■ **WHAT IS BEING ASKED**:
Repeat every record below exactly, leaving out the pictures.

■ **RECORDS FOR THE TASK**:

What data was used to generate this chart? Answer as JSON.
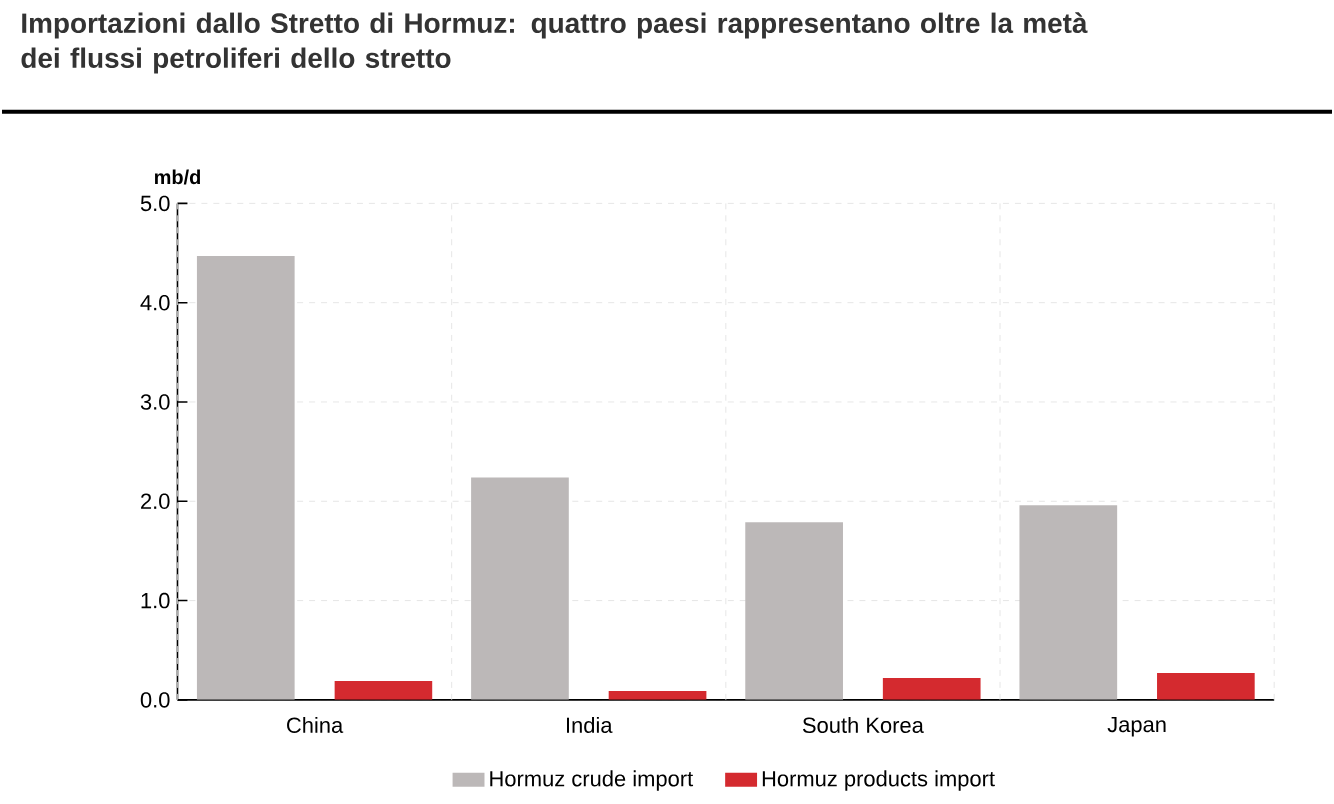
{
  "chart_data": {
    "type": "bar",
    "title": "Importazioni dallo Stretto di Hormuz: quattro paesi rappresentano oltre la metà dei flussi petroliferi dello stretto",
    "ylabel": "mb/d",
    "categories": [
      "China",
      "India",
      "South Korea",
      "Japan"
    ],
    "series": [
      {
        "name": "Hormuz crude import",
        "color": "#bcb8b8",
        "values": [
          4.47,
          2.24,
          1.79,
          1.96
        ]
      },
      {
        "name": "Hormuz products import",
        "color": "#d42a2f",
        "values": [
          0.19,
          0.09,
          0.22,
          0.27
        ]
      }
    ],
    "ylim": [
      0,
      5
    ],
    "yticks": [
      {
        "value": 0,
        "label": "0.0"
      },
      {
        "value": 1,
        "label": "1.0"
      },
      {
        "value": 2,
        "label": "2.0"
      },
      {
        "value": 3,
        "label": "3.0"
      },
      {
        "value": 4,
        "label": "4.0"
      },
      {
        "value": 5,
        "label": "5.0"
      }
    ],
    "grid": true,
    "legend": "bottom"
  }
}
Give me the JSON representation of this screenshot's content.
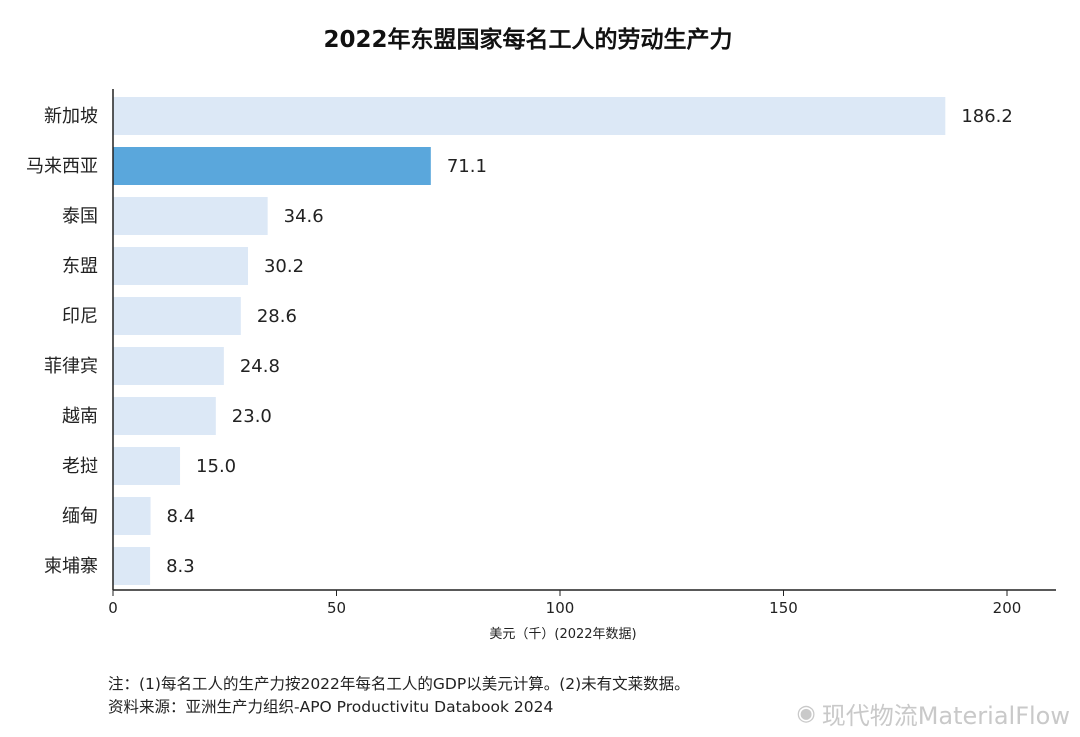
{
  "chart_data": {
    "type": "bar",
    "orientation": "horizontal",
    "title": "2022年东盟国家每名工人的劳动生产力",
    "categories": [
      "新加坡",
      "马来西亚",
      "泰国",
      "东盟",
      "印尼",
      "菲律宾",
      "越南",
      "老挝",
      "缅甸",
      "柬埔寨"
    ],
    "values": [
      186.2,
      71.1,
      34.6,
      30.2,
      28.6,
      24.8,
      23.0,
      15.0,
      8.4,
      8.3
    ],
    "value_labels": [
      "186.2",
      "71.1",
      "34.6",
      "30.2",
      "28.6",
      "24.8",
      "23.0",
      "15.0",
      "8.4",
      "8.3"
    ],
    "highlight": "马来西亚",
    "xlabel": "美元（千）(2022年数据)",
    "xlim": [
      0,
      200
    ],
    "xticks": [
      0,
      50,
      100,
      150,
      200
    ],
    "xtick_labels": [
      "0",
      "50",
      "100",
      "150",
      "200"
    ],
    "grid": false,
    "colors": {
      "bar": "#dce8f6",
      "highlight": "#5aa7dc"
    }
  },
  "notes": {
    "line1": "注：(1)每名工人的生产力按2022年每名工人的GDP以美元计算。(2)未有文莱数据。",
    "line2": "资料来源：亚洲生产力组织-APO Productivitu Databook 2024"
  },
  "watermark": {
    "icon": "weibo-icon",
    "text": "现代物流MaterialFlow"
  }
}
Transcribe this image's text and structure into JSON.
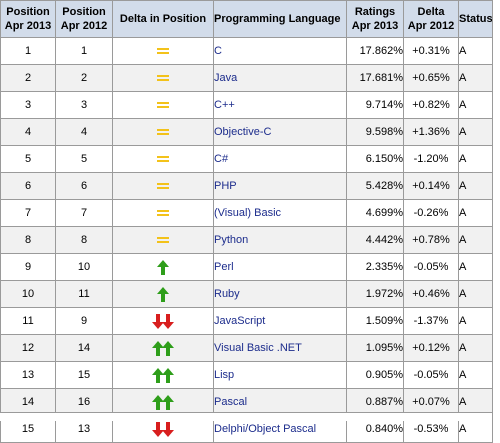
{
  "table": {
    "headers": {
      "pos2013": [
        "Position",
        "Apr 2013"
      ],
      "pos2012": [
        "Position",
        "Apr 2012"
      ],
      "delta_pos": "Delta in Position",
      "language": "Programming Language",
      "ratings": [
        "Ratings",
        "Apr 2013"
      ],
      "delta_rating": [
        "Delta",
        "Apr 2012"
      ],
      "status": "Status"
    },
    "rows": [
      {
        "pos2013": "1",
        "pos2012": "1",
        "change": "same",
        "language": "C",
        "rating": "17.862%",
        "delta": "+0.31%",
        "status": "A"
      },
      {
        "pos2013": "2",
        "pos2012": "2",
        "change": "same",
        "language": "Java",
        "rating": "17.681%",
        "delta": "+0.65%",
        "status": "A"
      },
      {
        "pos2013": "3",
        "pos2012": "3",
        "change": "same",
        "language": "C++",
        "rating": "9.714%",
        "delta": "+0.82%",
        "status": "A"
      },
      {
        "pos2013": "4",
        "pos2012": "4",
        "change": "same",
        "language": "Objective-C",
        "rating": "9.598%",
        "delta": "+1.36%",
        "status": "A"
      },
      {
        "pos2013": "5",
        "pos2012": "5",
        "change": "same",
        "language": "C#",
        "rating": "6.150%",
        "delta": "-1.20%",
        "status": "A"
      },
      {
        "pos2013": "6",
        "pos2012": "6",
        "change": "same",
        "language": "PHP",
        "rating": "5.428%",
        "delta": "+0.14%",
        "status": "A"
      },
      {
        "pos2013": "7",
        "pos2012": "7",
        "change": "same",
        "language": "(Visual) Basic",
        "rating": "4.699%",
        "delta": "-0.26%",
        "status": "A"
      },
      {
        "pos2013": "8",
        "pos2012": "8",
        "change": "same",
        "language": "Python",
        "rating": "4.442%",
        "delta": "+0.78%",
        "status": "A"
      },
      {
        "pos2013": "9",
        "pos2012": "10",
        "change": "up1",
        "language": "Perl",
        "rating": "2.335%",
        "delta": "-0.05%",
        "status": "A"
      },
      {
        "pos2013": "10",
        "pos2012": "11",
        "change": "up1",
        "language": "Ruby",
        "rating": "1.972%",
        "delta": "+0.46%",
        "status": "A"
      },
      {
        "pos2013": "11",
        "pos2012": "9",
        "change": "down2",
        "language": "JavaScript",
        "rating": "1.509%",
        "delta": "-1.37%",
        "status": "A"
      },
      {
        "pos2013": "12",
        "pos2012": "14",
        "change": "up2",
        "language": "Visual Basic .NET",
        "rating": "1.095%",
        "delta": "+0.12%",
        "status": "A"
      },
      {
        "pos2013": "13",
        "pos2012": "15",
        "change": "up2",
        "language": "Lisp",
        "rating": "0.905%",
        "delta": "-0.05%",
        "status": "A"
      },
      {
        "pos2013": "14",
        "pos2012": "16",
        "change": "up2",
        "language": "Pascal",
        "rating": "0.887%",
        "delta": "+0.07%",
        "status": "A"
      },
      {
        "pos2013": "15",
        "pos2012": "13",
        "change": "down2",
        "language": "Delphi/Object Pascal",
        "rating": "0.840%",
        "delta": "-0.53%",
        "status": "A"
      }
    ]
  },
  "icons": {
    "same": "equals-icon",
    "up": "up-arrow-icon",
    "down": "down-arrow-icon"
  },
  "colors": {
    "header_bg": "#d2dcea",
    "border": "#9a9a9a",
    "equals": "#f3c21a",
    "up_arrow": "#2e9e1a",
    "down_arrow": "#d81e1e",
    "language_text": "#1c2c8c",
    "alt_row": "#f1f1f1"
  }
}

■ **ANSWER TO THE TASK**:
What data was used to generate this chart? Answer as JSON.
{
  "chart_data": {
    "type": "bar",
    "title": "Importazioni dallo Stretto di Hormuz: quattro paesi rappresentano oltre la metà dei flussi petroliferi dello stretto",
    "ylabel": "mb/d",
    "categories": [
      "China",
      "India",
      "South Korea",
      "Japan"
    ],
    "series": [
      {
        "name": "Hormuz crude import",
        "color": "#bcb8b8",
        "values": [
          4.47,
          2.24,
          1.79,
          1.96
        ]
      },
      {
        "name": "Hormuz products import",
        "color": "#d42a2f",
        "values": [
          0.19,
          0.09,
          0.22,
          0.27
        ]
      }
    ],
    "ylim": [
      0,
      5
    ],
    "yticks": [
      {
        "value": 0,
        "label": "0.0"
      },
      {
        "value": 1,
        "label": "1.0"
      },
      {
        "value": 2,
        "label": "2.0"
      },
      {
        "value": 3,
        "label": "3.0"
      },
      {
        "value": 4,
        "label": "4.0"
      },
      {
        "value": 5,
        "label": "5.0"
      }
    ],
    "grid": true,
    "legend": "bottom"
  }
}
Give me the JSON representation of this screenshot's content.
{
  "chart_data": {
    "type": "bar",
    "orientation": "horizontal",
    "title": "2022年东盟国家每名工人的劳动生产力",
    "categories": [
      "新加坡",
      "马来西亚",
      "泰国",
      "东盟",
      "印尼",
      "菲律宾",
      "越南",
      "老挝",
      "缅甸",
      "柬埔寨"
    ],
    "values": [
      186.2,
      71.1,
      34.6,
      30.2,
      28.6,
      24.8,
      23.0,
      15.0,
      8.4,
      8.3
    ],
    "value_labels": [
      "186.2",
      "71.1",
      "34.6",
      "30.2",
      "28.6",
      "24.8",
      "23.0",
      "15.0",
      "8.4",
      "8.3"
    ],
    "highlight": "马来西亚",
    "xlabel": "美元（千）(2022年数据)",
    "xlim": [
      0,
      200
    ],
    "xticks": [
      0,
      50,
      100,
      150,
      200
    ],
    "xtick_labels": [
      "0",
      "50",
      "100",
      "150",
      "200"
    ],
    "grid": false,
    "colors": {
      "bar": "#dce8f6",
      "highlight": "#5aa7dc"
    }
  },
  "notes": {
    "line1": "注：(1)每名工人的生产力按2022年每名工人的GDP以美元计算。(2)未有文莱数据。",
    "line2": "资料来源：亚洲生产力组织-APO Productivitu Databook 2024"
  },
  "watermark": {
    "icon": "weibo-icon",
    "text": "现代物流MaterialFlow"
  }
}
Transcribe this image's text and structure into JSON.
{
  "table": {
    "headers": {
      "pos2013": [
        "Position",
        "Apr 2013"
      ],
      "pos2012": [
        "Position",
        "Apr 2012"
      ],
      "delta_pos": "Delta in Position",
      "language": "Programming Language",
      "ratings": [
        "Ratings",
        "Apr 2013"
      ],
      "delta_rating": [
        "Delta",
        "Apr 2012"
      ],
      "status": "Status"
    },
    "rows": [
      {
        "pos2013": "1",
        "pos2012": "1",
        "change": "same",
        "language": "C",
        "rating": "17.862%",
        "delta": "+0.31%",
        "status": "A"
      },
      {
        "pos2013": "2",
        "pos2012": "2",
        "change": "same",
        "language": "Java",
        "rating": "17.681%",
        "delta": "+0.65%",
        "status": "A"
      },
      {
        "pos2013": "3",
        "pos2012": "3",
        "change": "same",
        "language": "C++",
        "rating": "9.714%",
        "delta": "+0.82%",
        "status": "A"
      },
      {
        "pos2013": "4",
        "pos2012": "4",
        "change": "same",
        "language": "Objective-C",
        "rating": "9.598%",
        "delta": "+1.36%",
        "status": "A"
      },
      {
        "pos2013": "5",
        "pos2012": "5",
        "change": "same",
        "language": "C#",
        "rating": "6.150%",
        "delta": "-1.20%",
        "status": "A"
      },
      {
        "pos2013": "6",
        "pos2012": "6",
        "change": "same",
        "language": "PHP",
        "rating": "5.428%",
        "delta": "+0.14%",
        "status": "A"
      },
      {
        "pos2013": "7",
        "pos2012": "7",
        "change": "same",
        "language": "(Visual) Basic",
        "rating": "4.699%",
        "delta": "-0.26%",
        "status": "A"
      },
      {
        "pos2013": "8",
        "pos2012": "8",
        "change": "same",
        "language": "Python",
        "rating": "4.442%",
        "delta": "+0.78%",
        "status": "A"
      },
      {
        "pos2013": "9",
        "pos2012": "10",
        "change": "up1",
        "language": "Perl",
        "rating": "2.335%",
        "delta": "-0.05%",
        "status": "A"
      },
      {
        "pos2013": "10",
        "pos2012": "11",
        "change": "up1",
        "language": "Ruby",
        "rating": "1.972%",
        "delta": "+0.46%",
        "status": "A"
      },
      {
        "pos2013": "11",
        "pos2012": "9",
        "change": "down2",
        "language": "JavaScript",
        "rating": "1.509%",
        "delta": "-1.37%",
        "status": "A"
      },
      {
        "pos2013": "12",
        "pos2012": "14",
        "change": "up2",
        "language": "Visual Basic .NET",
        "rating": "1.095%",
        "delta": "+0.12%",
        "status": "A"
      },
      {
        "pos2013": "13",
        "pos2012": "15",
        "change": "up2",
        "language": "Lisp",
        "rating": "0.905%",
        "delta": "-0.05%",
        "status": "A"
      },
      {
        "pos2013": "14",
        "pos2012": "16",
        "change": "up2",
        "language": "Pascal",
        "rating": "0.887%",
        "delta": "+0.07%",
        "status": "A"
      },
      {
        "pos2013": "15",
        "pos2012": "13",
        "change": "down2",
        "language": "Delphi/Object Pascal",
        "rating": "0.840%",
        "delta": "-0.53%",
        "status": "A"
      }
    ]
  },
  "icons": {
    "same": "equals-icon",
    "up": "up-arrow-icon",
    "down": "down-arrow-icon"
  },
  "colors": {
    "header_bg": "#d2dcea",
    "border": "#9a9a9a",
    "equals": "#f3c21a",
    "up_arrow": "#2e9e1a",
    "down_arrow": "#d81e1e",
    "language_text": "#1c2c8c",
    "alt_row": "#f1f1f1"
  }
}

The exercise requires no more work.